Data to process -

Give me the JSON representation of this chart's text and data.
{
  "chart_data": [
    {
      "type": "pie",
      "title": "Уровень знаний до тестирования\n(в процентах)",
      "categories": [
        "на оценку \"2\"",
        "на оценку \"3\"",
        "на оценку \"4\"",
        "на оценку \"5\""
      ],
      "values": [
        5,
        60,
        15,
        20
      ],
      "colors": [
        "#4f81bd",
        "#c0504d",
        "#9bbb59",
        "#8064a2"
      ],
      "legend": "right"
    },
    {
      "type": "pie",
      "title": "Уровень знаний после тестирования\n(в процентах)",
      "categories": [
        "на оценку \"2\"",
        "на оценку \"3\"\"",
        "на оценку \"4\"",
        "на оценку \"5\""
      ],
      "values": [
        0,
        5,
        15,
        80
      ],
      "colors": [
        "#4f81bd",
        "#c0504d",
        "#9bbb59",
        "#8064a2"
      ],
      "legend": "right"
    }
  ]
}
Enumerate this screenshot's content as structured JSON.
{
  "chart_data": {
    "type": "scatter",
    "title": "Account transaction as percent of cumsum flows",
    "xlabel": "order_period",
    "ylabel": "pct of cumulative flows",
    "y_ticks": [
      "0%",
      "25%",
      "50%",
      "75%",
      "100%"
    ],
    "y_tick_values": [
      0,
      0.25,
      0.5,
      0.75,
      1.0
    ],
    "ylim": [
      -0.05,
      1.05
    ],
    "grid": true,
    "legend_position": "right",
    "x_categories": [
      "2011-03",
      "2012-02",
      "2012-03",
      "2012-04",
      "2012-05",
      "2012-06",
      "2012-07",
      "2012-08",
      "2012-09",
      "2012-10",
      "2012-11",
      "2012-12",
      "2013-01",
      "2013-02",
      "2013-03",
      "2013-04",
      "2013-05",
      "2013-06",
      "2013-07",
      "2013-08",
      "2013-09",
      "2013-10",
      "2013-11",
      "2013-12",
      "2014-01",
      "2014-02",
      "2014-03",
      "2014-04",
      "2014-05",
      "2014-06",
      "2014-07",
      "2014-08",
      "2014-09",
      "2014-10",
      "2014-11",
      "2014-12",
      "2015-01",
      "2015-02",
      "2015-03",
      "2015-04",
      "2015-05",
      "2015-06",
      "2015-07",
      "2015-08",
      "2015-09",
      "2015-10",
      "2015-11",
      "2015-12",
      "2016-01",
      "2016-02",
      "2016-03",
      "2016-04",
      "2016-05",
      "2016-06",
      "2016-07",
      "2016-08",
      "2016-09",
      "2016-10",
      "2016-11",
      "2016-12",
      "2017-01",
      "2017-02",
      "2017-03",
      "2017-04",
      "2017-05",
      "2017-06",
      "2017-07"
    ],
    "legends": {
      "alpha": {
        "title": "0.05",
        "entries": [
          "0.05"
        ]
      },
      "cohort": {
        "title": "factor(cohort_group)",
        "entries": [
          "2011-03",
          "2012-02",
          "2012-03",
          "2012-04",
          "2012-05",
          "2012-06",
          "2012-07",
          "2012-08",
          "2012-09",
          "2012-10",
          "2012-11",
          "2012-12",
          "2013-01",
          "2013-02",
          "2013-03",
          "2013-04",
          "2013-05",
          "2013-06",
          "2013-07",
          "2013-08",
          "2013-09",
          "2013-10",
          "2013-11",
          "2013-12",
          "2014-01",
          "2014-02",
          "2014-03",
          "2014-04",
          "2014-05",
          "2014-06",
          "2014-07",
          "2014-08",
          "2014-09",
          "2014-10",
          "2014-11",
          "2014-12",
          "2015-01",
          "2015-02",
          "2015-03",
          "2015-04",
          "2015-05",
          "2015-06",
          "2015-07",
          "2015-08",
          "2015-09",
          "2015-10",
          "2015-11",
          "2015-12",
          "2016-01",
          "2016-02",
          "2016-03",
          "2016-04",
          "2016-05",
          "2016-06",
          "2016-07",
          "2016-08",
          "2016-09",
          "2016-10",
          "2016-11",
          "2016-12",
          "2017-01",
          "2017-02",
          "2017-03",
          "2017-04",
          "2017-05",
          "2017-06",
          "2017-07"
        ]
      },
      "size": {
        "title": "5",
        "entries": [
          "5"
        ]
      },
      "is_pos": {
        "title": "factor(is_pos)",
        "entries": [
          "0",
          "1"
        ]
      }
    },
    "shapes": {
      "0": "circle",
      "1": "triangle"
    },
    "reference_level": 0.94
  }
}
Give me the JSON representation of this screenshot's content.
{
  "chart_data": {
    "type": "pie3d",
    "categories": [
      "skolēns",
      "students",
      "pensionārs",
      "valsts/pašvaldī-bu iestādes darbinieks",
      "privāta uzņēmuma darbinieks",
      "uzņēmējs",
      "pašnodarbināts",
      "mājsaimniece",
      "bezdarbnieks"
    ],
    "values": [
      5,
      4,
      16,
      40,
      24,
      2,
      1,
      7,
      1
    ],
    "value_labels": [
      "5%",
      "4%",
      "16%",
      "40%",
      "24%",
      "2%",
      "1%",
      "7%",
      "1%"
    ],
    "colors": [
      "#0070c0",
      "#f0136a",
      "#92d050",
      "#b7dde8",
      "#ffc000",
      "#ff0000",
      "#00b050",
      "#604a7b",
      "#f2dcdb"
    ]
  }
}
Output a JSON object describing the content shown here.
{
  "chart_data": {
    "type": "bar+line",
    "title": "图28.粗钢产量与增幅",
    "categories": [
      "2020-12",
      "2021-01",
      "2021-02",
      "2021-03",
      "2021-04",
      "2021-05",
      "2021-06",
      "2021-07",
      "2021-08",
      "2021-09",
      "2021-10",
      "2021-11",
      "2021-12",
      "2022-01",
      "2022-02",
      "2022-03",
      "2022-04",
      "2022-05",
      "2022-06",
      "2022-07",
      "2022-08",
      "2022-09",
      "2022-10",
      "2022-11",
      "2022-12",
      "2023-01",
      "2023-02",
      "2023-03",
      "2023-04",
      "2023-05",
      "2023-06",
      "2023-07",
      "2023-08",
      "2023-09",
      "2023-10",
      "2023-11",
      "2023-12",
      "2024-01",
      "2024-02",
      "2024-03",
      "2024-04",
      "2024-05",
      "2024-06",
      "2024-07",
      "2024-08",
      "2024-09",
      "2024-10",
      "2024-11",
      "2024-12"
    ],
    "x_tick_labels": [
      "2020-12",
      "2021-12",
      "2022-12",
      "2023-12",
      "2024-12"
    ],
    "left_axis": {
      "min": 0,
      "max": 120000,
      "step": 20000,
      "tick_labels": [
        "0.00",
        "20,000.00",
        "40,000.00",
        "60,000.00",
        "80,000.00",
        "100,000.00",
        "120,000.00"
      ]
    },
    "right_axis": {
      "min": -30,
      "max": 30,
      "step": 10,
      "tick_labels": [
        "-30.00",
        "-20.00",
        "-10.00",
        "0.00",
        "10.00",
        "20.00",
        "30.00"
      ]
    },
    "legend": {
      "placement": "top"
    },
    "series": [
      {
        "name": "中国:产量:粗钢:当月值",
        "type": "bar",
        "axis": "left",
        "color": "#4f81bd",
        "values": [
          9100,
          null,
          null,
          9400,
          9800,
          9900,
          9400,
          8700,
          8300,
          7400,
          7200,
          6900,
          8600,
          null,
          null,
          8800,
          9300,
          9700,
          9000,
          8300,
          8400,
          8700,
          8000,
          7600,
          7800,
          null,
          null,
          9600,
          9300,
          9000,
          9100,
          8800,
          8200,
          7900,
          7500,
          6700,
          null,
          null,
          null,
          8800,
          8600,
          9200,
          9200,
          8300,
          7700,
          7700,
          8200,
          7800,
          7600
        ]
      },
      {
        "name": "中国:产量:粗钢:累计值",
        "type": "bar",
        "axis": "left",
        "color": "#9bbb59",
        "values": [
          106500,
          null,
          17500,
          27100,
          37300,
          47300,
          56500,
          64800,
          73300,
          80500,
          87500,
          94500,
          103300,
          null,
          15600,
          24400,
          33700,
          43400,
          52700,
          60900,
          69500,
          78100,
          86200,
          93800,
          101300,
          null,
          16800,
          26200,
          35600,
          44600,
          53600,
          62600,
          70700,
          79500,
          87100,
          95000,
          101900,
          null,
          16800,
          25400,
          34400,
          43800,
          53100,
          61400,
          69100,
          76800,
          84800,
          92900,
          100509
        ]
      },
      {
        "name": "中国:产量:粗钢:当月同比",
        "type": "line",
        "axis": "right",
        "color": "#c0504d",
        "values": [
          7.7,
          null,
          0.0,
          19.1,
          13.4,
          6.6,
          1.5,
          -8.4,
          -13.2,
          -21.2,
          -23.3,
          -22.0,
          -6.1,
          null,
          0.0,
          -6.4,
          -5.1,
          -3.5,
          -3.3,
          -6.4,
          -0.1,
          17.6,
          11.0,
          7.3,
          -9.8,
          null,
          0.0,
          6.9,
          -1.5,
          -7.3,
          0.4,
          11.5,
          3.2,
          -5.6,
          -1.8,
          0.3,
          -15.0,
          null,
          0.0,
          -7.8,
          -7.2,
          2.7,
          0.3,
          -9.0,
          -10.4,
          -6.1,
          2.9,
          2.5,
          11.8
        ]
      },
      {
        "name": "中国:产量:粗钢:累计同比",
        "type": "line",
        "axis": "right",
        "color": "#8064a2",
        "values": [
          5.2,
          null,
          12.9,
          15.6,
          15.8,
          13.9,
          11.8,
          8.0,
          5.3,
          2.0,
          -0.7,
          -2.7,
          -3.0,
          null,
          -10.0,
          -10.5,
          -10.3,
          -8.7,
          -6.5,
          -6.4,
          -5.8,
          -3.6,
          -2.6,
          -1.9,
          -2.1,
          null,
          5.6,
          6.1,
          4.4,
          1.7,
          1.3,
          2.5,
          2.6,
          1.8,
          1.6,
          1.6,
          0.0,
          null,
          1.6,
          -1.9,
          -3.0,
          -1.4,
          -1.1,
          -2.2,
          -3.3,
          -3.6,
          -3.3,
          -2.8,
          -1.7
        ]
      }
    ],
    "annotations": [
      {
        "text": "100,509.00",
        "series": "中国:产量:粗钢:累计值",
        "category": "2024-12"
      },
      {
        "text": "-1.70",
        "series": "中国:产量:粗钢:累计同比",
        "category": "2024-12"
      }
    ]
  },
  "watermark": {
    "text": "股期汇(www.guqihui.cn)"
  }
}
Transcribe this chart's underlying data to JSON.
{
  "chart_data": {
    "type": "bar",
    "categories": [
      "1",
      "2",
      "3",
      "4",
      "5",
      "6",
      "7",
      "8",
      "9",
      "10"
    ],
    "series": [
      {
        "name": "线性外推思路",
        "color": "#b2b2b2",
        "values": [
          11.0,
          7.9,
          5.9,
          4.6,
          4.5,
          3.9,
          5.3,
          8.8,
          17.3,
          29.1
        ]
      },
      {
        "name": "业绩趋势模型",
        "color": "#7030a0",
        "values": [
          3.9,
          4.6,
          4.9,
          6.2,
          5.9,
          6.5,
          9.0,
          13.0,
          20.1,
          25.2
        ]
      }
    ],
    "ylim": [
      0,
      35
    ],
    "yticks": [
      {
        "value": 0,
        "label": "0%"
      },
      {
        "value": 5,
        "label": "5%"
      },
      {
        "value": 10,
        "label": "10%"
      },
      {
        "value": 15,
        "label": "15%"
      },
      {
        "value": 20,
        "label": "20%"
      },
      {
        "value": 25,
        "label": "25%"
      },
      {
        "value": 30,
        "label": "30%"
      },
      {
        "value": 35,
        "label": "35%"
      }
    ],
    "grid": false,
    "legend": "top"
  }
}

Task directions -
Locate all lines that include the word "Уровень" and copy them out.

The answer -
      "title": "Уровень знаний до тестирования\n(в процентах)",
      "title": "Уровень знаний после тестирования\n(в процентах)",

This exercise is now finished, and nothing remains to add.